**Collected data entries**

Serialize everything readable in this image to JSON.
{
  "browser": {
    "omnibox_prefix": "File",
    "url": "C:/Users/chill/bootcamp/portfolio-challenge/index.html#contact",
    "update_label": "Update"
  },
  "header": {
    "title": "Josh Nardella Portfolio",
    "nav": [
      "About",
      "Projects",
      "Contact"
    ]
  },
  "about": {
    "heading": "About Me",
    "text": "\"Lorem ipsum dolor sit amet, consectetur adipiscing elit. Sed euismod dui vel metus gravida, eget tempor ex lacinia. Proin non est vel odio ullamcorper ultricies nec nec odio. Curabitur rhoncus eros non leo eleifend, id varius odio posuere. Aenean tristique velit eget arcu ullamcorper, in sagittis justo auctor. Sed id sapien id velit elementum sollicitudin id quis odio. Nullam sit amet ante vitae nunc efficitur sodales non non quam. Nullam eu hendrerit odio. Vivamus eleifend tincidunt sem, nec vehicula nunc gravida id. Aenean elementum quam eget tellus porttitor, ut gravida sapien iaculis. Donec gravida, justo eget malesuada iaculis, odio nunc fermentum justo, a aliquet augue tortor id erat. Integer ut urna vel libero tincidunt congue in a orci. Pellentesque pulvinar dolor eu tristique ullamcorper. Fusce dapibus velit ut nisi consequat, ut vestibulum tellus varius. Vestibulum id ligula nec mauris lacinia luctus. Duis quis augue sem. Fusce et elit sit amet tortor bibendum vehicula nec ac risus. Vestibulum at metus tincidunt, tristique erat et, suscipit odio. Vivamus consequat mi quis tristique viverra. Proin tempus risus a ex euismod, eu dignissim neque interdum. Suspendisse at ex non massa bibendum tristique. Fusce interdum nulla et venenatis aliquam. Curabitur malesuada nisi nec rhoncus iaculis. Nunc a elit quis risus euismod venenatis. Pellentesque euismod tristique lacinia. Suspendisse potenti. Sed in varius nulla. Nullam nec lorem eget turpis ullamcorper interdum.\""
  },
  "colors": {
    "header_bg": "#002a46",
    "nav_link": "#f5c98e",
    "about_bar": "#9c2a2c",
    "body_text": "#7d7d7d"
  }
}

**Aim**
Write out the data again, exactly and in full.

**Output**
Serialize everything readable in this image to JSON.
{
  "browser": {
    "omnibox_prefix": "File",
    "url": "C:/Users/chill/bootcamp/portfolio-challenge/index.html#contact",
    "update_label": "Update"
  },
  "header": {
    "title": "Josh Nardella Portfolio",
    "nav": [
      "About",
      "Projects",
      "Contact"
    ]
  },
  "about": {
    "heading": "About Me",
    "text": "\"Lorem ipsum dolor sit amet, consectetur adipiscing elit. Sed euismod dui vel metus gravida, eget tempor ex lacinia. Proin non est vel odio ullamcorper ultricies nec nec odio. Curabitur rhoncus eros non leo eleifend, id varius odio posuere. Aenean tristique velit eget arcu ullamcorper, in sagittis justo auctor. Sed id sapien id velit elementum sollicitudin id quis odio. Nullam sit amet ante vitae nunc efficitur sodales non non quam. Nullam eu hendrerit odio. Vivamus eleifend tincidunt sem, nec vehicula nunc gravida id. Aenean elementum quam eget tellus porttitor, ut gravida sapien iaculis. Donec gravida, justo eget malesuada iaculis, odio nunc fermentum justo, a aliquet augue tortor id erat. Integer ut urna vel libero tincidunt congue in a orci. Pellentesque pulvinar dolor eu tristique ullamcorper. Fusce dapibus velit ut nisi consequat, ut vestibulum tellus varius. Vestibulum id ligula nec mauris lacinia luctus. Duis quis augue sem. Fusce et elit sit amet tortor bibendum vehicula nec ac risus. Vestibulum at metus tincidunt, tristique erat et, suscipit odio. Vivamus consequat mi quis tristique viverra. Proin tempus risus a ex euismod, eu dignissim neque interdum. Suspendisse at ex non massa bibendum tristique. Fusce interdum nulla et venenatis aliquam. Curabitur malesuada nisi nec rhoncus iaculis. Nunc a elit quis risus euismod venenatis. Pellentesque euismod tristique lacinia. Suspendisse potenti. Sed in varius nulla. Nullam nec lorem eget turpis ullamcorper interdum.\""
  },
  "colors": {
    "header_bg": "#002a46",
    "nav_link": "#f5c98e",
    "about_bar": "#9c2a2c",
    "body_text": "#7d7d7d"
  }
}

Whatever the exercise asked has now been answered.